Task to carry out ▸ Check every line of the entries that follow, and copy the ones containing "已知向量a".

Records from a dataset:
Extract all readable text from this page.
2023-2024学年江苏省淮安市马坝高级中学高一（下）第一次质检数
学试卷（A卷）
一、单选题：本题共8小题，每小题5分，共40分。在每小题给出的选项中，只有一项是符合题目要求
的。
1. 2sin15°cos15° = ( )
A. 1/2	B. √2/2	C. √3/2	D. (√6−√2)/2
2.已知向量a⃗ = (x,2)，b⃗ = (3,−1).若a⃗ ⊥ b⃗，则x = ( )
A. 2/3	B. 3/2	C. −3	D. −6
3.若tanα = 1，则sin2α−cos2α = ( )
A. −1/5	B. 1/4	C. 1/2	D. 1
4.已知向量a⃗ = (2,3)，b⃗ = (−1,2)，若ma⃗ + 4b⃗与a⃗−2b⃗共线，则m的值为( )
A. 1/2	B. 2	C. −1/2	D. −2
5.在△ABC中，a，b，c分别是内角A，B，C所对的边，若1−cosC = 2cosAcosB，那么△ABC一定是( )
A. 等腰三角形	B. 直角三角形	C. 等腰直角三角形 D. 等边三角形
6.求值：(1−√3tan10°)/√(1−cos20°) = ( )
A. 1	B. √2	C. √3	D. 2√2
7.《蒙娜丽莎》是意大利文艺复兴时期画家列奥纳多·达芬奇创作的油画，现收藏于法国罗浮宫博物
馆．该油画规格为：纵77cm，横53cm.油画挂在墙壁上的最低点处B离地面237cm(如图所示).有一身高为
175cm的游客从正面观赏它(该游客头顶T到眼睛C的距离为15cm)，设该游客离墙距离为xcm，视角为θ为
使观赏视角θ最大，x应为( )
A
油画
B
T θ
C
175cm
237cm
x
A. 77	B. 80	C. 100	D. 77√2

Result for this exercise ▸
2.已知向量a⃗ = (x,2)，b⃗ = (3,−1).若a⃗ ⊥ b⃗，则x = ( )
4.已知向量a⃗ = (2,3)，b⃗ = (−1,2)，若ma⃗ + 4b⃗与a⃗−2b⃗共线，则m的值为( )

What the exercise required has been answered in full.